Extracted records:
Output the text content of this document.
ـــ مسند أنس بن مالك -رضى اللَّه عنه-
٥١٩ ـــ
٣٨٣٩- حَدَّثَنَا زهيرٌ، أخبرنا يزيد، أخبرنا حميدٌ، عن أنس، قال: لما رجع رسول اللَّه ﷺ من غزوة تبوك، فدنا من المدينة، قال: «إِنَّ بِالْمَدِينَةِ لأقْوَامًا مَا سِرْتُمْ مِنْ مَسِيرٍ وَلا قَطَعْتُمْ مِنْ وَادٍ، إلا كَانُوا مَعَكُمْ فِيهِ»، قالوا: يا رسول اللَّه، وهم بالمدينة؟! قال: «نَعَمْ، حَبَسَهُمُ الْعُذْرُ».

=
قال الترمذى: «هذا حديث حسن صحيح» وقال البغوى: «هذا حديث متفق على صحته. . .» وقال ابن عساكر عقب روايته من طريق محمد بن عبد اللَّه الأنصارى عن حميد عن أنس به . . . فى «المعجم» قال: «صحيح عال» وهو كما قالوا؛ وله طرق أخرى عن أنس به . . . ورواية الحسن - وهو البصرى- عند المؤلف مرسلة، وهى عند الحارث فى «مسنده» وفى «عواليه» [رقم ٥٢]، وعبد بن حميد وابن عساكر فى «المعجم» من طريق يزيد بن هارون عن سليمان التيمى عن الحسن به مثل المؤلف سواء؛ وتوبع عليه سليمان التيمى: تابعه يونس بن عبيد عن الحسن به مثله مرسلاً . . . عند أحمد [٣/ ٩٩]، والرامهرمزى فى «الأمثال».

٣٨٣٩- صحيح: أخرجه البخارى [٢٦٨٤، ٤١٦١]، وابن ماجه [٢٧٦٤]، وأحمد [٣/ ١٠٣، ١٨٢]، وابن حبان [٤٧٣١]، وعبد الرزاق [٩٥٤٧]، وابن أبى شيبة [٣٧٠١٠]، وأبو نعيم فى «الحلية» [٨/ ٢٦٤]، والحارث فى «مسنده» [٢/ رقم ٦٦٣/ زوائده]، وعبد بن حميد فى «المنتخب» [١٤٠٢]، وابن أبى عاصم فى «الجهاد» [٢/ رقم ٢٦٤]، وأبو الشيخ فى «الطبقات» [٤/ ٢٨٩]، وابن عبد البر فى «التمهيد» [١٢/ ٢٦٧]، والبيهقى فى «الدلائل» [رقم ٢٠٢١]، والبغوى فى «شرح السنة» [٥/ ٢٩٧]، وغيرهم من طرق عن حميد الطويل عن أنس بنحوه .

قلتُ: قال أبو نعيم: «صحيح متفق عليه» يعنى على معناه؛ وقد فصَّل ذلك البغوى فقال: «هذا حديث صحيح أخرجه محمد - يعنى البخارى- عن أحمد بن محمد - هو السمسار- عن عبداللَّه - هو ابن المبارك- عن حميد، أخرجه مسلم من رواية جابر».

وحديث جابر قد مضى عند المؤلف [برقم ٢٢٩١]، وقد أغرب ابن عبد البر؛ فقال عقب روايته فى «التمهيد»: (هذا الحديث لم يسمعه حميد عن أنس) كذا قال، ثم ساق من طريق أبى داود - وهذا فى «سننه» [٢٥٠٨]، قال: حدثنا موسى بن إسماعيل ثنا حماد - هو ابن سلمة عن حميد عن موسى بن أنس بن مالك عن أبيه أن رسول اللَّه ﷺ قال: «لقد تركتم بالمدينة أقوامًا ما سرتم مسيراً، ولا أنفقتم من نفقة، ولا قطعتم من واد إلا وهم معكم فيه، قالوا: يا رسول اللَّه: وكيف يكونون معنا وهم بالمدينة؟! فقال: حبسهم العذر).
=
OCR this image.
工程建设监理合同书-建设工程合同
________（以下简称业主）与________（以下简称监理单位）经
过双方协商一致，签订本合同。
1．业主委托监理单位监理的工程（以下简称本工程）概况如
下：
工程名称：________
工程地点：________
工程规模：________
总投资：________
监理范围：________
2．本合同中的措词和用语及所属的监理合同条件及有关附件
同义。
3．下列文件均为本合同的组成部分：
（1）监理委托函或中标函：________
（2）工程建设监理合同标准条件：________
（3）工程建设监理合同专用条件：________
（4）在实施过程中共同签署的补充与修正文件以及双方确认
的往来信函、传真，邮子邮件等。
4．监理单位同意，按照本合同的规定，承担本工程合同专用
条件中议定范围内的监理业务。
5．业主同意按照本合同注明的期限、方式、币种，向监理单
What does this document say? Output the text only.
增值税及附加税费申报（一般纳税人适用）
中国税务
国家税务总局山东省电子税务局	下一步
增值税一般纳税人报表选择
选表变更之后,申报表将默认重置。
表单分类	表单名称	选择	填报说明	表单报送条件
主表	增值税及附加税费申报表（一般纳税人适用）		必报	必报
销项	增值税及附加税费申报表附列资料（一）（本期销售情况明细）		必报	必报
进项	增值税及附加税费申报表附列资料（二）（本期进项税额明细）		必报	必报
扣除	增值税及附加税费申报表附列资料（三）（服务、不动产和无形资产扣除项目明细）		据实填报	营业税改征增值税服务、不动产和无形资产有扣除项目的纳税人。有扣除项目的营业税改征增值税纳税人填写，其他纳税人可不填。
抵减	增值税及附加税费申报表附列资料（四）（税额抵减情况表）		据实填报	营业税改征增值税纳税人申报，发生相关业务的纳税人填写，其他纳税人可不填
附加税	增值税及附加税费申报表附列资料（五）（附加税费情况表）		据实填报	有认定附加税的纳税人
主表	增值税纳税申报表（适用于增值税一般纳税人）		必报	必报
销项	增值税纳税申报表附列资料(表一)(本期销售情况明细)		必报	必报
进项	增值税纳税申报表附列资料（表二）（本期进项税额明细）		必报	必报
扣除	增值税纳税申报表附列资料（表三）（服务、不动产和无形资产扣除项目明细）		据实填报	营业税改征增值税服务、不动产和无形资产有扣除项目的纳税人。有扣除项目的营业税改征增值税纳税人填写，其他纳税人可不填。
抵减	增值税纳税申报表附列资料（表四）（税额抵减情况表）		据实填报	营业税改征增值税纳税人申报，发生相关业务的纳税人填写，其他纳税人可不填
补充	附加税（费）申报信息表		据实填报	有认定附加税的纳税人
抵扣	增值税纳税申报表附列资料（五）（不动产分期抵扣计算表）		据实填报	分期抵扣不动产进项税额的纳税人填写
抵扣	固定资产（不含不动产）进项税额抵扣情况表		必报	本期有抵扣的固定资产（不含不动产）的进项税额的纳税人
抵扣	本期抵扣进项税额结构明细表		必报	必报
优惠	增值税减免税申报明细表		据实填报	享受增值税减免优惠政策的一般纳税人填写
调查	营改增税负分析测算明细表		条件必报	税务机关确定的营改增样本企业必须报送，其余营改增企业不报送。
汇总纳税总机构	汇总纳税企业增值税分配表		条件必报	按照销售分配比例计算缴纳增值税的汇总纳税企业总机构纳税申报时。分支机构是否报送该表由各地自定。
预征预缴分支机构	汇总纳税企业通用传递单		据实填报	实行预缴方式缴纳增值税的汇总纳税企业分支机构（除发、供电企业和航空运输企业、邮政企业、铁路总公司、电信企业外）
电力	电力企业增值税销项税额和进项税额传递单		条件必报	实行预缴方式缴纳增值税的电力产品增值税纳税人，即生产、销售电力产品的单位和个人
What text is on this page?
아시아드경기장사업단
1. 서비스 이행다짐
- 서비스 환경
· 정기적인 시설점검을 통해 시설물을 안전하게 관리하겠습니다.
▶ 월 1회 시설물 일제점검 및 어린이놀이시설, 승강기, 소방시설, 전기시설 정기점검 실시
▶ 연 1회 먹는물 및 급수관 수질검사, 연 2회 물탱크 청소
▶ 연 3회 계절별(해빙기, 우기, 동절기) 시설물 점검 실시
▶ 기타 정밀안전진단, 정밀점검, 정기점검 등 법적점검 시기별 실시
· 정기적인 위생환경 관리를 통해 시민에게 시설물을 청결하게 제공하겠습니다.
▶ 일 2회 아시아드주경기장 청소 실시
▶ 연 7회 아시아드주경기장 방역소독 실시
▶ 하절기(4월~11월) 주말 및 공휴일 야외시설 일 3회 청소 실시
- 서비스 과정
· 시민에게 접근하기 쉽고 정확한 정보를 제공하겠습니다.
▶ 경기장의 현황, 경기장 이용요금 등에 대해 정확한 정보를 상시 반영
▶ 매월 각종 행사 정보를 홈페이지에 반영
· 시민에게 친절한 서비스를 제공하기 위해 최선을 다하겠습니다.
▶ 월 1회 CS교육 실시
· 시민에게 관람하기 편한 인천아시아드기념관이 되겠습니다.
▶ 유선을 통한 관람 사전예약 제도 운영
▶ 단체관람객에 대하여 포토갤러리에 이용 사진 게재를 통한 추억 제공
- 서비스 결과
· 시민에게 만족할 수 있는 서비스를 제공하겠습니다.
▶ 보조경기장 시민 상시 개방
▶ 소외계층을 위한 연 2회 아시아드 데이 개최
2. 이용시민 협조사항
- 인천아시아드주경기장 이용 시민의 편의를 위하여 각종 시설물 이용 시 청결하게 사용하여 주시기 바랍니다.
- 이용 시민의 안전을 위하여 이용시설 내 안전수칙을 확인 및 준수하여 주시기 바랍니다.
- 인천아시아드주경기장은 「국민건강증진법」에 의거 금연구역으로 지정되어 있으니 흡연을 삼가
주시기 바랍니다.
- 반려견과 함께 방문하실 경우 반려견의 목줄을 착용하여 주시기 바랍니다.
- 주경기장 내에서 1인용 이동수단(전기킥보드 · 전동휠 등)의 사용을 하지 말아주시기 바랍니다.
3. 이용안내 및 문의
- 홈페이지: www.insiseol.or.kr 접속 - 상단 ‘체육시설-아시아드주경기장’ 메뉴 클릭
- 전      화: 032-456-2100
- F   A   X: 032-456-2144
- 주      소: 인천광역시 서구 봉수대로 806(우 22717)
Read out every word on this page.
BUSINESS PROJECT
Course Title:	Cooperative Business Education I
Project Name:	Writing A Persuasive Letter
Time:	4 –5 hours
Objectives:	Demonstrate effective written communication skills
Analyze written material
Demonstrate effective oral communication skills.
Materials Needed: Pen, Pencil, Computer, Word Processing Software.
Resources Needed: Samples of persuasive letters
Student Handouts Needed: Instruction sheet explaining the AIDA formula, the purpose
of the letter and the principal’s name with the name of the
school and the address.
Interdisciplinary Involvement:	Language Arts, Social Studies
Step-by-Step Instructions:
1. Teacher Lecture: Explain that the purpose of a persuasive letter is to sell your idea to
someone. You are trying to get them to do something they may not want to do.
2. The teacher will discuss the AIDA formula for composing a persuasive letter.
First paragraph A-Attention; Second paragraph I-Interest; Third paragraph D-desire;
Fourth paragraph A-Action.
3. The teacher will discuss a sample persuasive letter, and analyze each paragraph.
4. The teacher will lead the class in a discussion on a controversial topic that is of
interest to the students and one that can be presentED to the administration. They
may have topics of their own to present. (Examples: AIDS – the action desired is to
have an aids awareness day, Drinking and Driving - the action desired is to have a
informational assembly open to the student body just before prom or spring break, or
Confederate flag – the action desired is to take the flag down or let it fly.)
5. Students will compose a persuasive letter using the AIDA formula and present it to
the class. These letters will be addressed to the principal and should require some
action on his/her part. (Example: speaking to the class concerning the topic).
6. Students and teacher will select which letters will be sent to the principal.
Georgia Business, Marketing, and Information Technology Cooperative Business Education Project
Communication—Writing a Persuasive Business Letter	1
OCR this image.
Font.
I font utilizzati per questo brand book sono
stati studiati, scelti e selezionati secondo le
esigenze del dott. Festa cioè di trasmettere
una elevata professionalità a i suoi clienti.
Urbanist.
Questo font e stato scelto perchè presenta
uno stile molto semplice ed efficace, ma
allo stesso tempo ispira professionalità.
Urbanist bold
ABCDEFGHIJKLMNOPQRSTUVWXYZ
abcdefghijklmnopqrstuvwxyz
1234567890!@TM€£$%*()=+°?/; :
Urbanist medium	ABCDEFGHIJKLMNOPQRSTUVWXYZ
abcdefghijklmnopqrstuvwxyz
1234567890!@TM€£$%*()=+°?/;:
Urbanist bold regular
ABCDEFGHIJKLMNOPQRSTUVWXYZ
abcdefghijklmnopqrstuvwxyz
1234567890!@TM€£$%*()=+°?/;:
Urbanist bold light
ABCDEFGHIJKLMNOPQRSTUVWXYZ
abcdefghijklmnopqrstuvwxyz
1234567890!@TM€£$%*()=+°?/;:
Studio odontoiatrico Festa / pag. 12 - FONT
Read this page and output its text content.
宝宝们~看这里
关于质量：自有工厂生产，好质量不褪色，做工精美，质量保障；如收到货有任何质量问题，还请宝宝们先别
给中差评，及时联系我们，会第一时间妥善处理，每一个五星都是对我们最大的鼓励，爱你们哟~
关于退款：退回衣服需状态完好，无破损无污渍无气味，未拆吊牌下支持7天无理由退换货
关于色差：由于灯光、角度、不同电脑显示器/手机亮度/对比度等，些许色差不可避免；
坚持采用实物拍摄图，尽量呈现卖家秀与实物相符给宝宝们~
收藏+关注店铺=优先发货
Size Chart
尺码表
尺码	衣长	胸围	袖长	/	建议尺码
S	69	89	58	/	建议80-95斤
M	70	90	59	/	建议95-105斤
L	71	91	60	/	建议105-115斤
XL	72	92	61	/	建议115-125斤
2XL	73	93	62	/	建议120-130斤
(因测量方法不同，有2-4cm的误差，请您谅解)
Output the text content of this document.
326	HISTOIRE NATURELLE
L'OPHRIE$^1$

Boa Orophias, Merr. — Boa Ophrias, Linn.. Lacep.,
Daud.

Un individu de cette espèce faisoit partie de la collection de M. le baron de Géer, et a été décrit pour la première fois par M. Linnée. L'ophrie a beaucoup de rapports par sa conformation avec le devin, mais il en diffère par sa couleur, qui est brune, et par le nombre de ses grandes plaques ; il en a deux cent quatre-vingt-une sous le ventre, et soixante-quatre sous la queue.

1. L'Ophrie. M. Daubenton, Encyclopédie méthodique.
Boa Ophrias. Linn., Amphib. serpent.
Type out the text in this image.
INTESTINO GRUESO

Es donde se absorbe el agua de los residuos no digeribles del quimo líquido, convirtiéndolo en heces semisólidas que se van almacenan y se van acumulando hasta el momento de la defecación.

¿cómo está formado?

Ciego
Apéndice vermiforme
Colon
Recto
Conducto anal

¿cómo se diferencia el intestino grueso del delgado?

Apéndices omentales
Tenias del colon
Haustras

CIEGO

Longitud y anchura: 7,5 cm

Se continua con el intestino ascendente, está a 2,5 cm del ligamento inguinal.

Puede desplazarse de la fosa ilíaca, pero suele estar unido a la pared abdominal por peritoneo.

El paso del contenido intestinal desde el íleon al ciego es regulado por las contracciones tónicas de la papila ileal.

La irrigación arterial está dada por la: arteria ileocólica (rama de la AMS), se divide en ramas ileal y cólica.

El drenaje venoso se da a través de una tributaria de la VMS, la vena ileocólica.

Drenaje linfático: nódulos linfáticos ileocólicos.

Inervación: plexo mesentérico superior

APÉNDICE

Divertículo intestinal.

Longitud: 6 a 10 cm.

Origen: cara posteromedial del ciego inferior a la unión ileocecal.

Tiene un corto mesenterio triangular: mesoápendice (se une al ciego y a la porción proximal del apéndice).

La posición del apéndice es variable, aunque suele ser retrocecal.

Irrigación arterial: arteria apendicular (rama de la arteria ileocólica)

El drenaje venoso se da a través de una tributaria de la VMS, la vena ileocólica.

§ **Direction**:
Pick out the lines above that hold the string "have" and show them.

§ **The result**:
may have topics of their own to present. (Examples: AIDS – the action desired is to
have an aids awareness day, Drinking and Driving - the action desired is to have a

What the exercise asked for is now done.